Recorded data

────────────────────

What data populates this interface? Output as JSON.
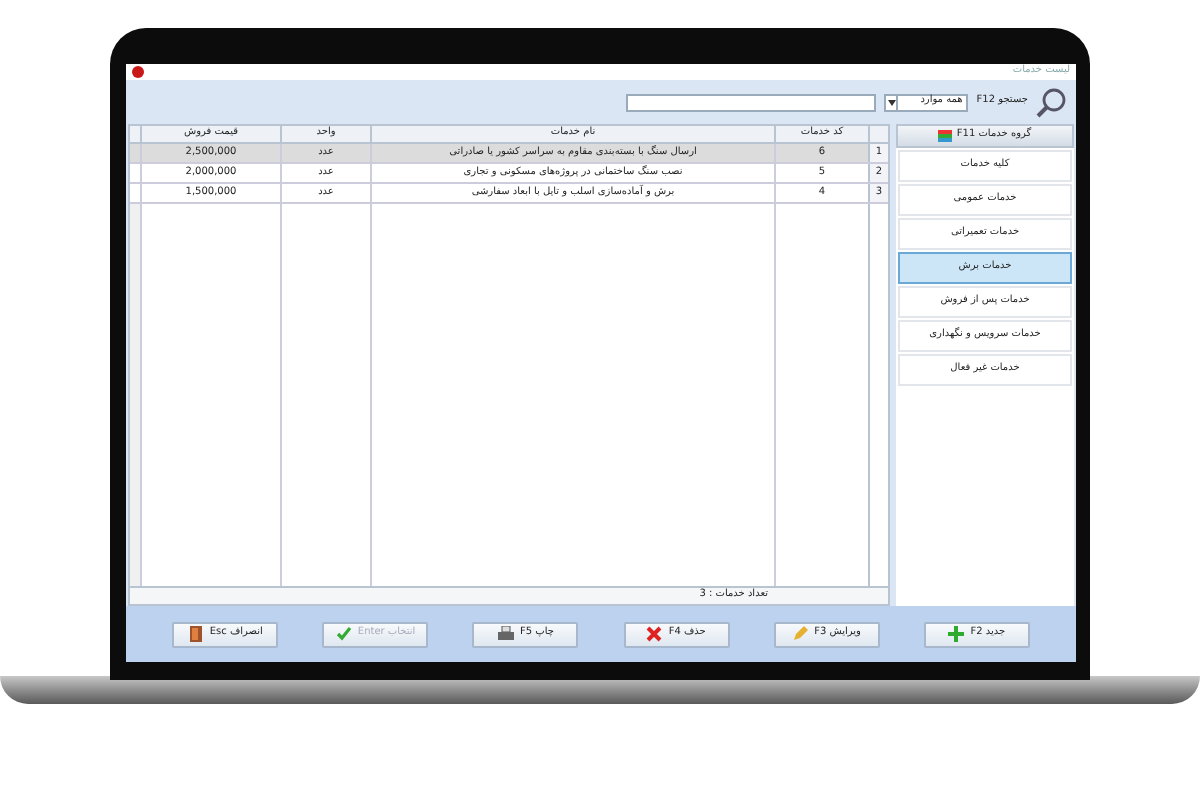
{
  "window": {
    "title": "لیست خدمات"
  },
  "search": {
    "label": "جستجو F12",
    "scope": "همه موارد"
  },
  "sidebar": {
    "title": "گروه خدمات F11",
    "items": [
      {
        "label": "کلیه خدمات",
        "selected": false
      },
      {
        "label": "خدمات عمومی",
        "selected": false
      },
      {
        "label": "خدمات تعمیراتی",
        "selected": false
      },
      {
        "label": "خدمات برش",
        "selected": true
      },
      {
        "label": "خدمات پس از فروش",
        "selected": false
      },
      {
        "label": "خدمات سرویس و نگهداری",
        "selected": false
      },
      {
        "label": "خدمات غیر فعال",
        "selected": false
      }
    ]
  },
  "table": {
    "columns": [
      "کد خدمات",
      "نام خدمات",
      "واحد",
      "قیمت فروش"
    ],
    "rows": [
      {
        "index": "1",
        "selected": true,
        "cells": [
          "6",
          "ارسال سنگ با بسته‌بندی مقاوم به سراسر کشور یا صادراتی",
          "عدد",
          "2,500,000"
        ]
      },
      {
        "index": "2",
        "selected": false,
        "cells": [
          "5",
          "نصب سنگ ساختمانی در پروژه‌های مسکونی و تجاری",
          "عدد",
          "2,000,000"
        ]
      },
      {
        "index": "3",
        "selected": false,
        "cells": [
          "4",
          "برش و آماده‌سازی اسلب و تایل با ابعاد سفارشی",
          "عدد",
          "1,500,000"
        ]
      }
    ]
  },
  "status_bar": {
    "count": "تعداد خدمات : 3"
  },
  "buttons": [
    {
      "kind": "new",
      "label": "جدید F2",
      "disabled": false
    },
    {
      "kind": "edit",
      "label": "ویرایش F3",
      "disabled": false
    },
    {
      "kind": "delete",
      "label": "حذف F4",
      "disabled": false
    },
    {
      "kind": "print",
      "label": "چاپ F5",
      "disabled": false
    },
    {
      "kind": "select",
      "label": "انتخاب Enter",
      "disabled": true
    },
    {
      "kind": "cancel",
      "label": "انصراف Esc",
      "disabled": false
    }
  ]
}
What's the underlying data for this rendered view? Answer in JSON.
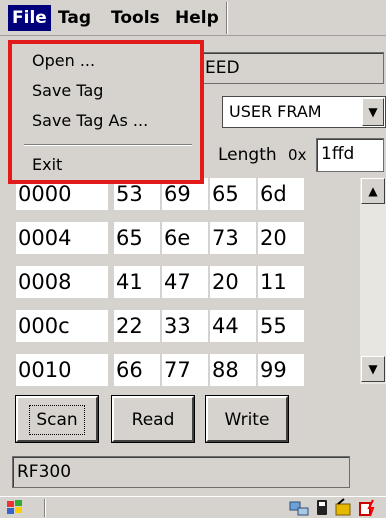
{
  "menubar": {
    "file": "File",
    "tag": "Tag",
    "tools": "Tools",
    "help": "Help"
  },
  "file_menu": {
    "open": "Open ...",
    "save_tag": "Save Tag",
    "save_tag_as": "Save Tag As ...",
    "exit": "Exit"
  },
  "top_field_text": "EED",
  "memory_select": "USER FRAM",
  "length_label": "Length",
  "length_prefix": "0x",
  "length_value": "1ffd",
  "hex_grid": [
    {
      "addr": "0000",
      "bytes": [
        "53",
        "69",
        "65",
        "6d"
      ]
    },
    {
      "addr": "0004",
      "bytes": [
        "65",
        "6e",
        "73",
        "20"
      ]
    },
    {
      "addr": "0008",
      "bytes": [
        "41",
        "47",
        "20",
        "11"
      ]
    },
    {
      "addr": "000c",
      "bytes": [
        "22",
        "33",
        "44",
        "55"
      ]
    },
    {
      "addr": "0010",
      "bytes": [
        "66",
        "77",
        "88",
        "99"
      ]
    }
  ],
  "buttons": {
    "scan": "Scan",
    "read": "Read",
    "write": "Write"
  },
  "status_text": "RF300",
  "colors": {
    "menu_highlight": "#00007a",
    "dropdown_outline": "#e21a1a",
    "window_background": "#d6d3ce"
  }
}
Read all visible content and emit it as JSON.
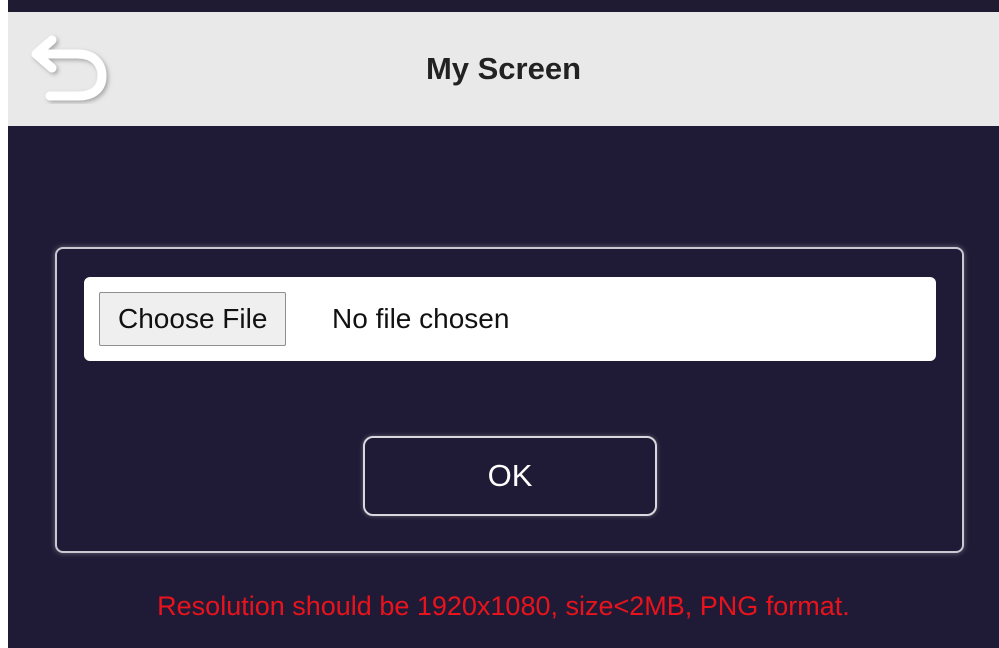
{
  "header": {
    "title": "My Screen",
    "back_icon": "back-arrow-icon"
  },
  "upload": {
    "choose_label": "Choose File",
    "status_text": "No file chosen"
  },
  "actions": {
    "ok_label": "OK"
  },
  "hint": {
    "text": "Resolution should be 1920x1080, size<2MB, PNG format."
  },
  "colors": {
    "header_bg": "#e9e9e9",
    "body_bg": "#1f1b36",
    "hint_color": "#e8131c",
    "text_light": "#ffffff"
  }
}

────────────────────

Set exercise
Copy out every line from the data above that has "addr" in it.

Correct output
      "addr": "0000",
      "addr": "0004",
      "addr": "0008",
      "addr": "000c",
      "addr": "0010",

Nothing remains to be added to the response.